INFORMATION PROVIDED:
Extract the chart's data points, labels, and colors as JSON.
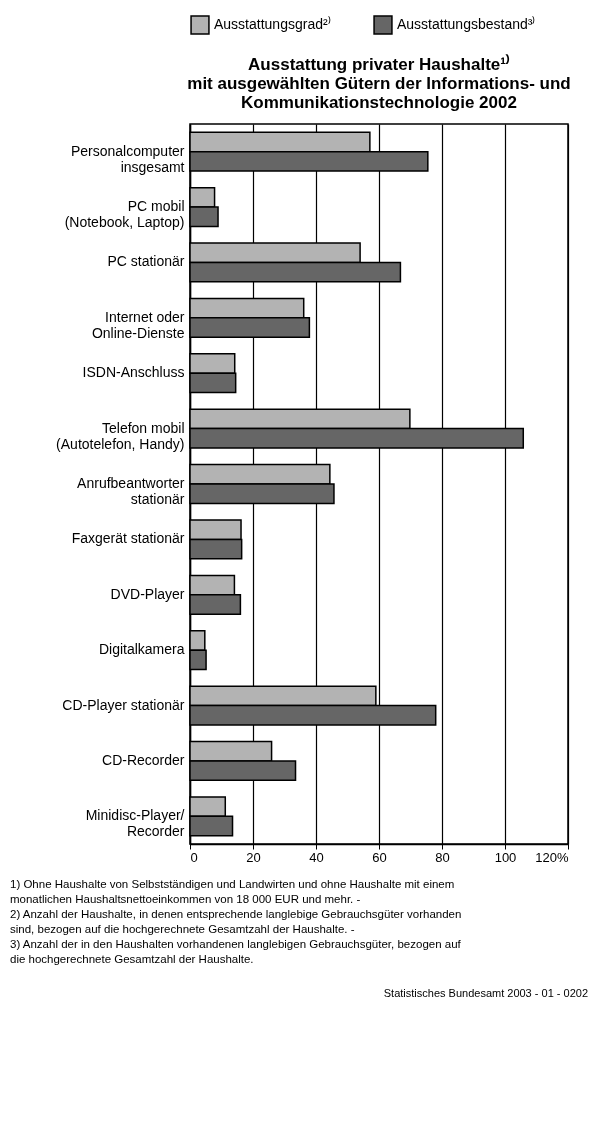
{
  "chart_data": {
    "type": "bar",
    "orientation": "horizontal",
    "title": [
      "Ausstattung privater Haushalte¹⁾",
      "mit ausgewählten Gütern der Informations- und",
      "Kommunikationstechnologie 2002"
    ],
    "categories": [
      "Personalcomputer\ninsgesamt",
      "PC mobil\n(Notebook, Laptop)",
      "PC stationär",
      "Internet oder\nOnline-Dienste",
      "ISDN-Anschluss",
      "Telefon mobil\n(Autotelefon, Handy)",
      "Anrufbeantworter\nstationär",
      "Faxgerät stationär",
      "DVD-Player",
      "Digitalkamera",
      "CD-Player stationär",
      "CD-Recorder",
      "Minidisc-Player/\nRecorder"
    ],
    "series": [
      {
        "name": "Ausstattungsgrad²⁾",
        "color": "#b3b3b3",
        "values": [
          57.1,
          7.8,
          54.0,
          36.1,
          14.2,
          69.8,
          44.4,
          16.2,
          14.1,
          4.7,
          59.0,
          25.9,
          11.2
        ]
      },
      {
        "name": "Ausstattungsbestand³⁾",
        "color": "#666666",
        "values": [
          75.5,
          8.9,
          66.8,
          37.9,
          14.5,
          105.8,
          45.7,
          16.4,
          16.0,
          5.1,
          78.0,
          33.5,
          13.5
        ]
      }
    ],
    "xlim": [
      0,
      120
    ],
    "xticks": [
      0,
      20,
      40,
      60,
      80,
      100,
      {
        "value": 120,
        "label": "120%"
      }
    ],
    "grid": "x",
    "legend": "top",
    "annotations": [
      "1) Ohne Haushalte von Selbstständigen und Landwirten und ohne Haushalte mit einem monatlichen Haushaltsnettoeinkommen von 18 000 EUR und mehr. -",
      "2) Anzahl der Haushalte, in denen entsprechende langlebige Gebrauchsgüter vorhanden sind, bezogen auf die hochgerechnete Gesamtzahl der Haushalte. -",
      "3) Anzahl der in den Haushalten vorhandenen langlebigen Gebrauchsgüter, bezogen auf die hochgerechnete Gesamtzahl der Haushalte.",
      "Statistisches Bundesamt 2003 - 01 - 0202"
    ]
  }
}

THE EXERCISE: Lines containing the word "Gesamtzahl" are to be tallied; report only the total.

RESPONSE TO THIS EXERCISE: 2